Read the material below. Count the lines containing "والجملة" and give that count alone.

------------------------------------------------

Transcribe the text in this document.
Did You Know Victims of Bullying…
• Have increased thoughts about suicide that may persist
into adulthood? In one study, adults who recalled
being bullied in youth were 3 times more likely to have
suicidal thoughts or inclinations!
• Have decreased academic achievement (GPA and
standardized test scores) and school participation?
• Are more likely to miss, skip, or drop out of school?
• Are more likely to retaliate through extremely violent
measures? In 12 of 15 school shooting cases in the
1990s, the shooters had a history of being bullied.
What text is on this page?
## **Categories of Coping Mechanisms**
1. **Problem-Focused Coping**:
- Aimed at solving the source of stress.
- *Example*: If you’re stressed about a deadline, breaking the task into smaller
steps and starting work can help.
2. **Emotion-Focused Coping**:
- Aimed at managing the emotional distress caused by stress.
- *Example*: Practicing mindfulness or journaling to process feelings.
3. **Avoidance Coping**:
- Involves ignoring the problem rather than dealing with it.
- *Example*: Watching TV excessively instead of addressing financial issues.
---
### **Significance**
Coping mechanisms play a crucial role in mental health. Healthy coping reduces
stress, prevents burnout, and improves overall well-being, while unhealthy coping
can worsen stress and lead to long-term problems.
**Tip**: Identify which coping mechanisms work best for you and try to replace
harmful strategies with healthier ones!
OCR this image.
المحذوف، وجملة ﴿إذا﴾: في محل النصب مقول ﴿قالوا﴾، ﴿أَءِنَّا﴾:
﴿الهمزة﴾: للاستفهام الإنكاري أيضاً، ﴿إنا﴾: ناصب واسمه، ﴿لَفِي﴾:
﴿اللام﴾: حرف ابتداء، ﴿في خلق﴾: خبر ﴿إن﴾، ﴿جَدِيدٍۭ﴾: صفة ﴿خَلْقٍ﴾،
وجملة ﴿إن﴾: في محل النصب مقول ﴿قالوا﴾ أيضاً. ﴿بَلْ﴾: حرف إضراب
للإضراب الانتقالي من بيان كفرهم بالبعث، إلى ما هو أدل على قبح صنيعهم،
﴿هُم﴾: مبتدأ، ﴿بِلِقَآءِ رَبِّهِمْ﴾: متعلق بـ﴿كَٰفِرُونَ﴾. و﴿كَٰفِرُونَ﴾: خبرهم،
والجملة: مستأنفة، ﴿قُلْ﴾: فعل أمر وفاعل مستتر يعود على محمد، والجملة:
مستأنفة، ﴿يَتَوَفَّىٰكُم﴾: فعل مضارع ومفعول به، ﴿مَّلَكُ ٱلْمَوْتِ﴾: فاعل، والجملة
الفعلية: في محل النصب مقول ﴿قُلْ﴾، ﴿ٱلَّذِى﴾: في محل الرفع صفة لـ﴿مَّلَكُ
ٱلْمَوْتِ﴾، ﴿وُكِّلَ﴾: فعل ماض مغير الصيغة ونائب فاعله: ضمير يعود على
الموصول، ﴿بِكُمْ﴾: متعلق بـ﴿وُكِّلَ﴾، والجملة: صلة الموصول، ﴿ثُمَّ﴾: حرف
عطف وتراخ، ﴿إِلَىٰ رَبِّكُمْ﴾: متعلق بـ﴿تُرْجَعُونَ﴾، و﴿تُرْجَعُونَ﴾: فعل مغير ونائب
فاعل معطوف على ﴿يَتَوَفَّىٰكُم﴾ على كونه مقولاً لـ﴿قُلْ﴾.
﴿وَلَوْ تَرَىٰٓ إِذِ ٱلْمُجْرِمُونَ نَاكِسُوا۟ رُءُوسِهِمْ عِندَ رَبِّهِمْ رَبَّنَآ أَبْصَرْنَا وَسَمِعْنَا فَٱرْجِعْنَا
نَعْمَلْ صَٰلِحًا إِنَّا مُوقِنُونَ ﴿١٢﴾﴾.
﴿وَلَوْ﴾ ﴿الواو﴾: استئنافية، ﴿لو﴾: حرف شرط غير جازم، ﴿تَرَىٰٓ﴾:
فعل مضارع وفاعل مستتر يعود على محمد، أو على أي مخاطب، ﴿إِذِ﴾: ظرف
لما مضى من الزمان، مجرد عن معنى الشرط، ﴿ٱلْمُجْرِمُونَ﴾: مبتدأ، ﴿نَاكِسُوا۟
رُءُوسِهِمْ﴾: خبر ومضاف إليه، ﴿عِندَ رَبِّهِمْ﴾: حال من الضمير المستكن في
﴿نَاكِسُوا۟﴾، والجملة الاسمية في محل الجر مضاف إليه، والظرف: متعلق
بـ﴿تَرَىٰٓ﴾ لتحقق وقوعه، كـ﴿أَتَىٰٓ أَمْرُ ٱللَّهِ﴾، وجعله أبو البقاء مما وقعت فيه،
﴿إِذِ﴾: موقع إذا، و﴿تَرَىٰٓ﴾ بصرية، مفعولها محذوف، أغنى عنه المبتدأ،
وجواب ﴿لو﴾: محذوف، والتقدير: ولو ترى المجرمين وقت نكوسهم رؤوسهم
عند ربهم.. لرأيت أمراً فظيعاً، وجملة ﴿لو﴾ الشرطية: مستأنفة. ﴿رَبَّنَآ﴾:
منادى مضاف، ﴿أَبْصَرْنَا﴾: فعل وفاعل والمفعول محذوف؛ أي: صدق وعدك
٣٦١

------------------------------------------------

* **Exercise response**
4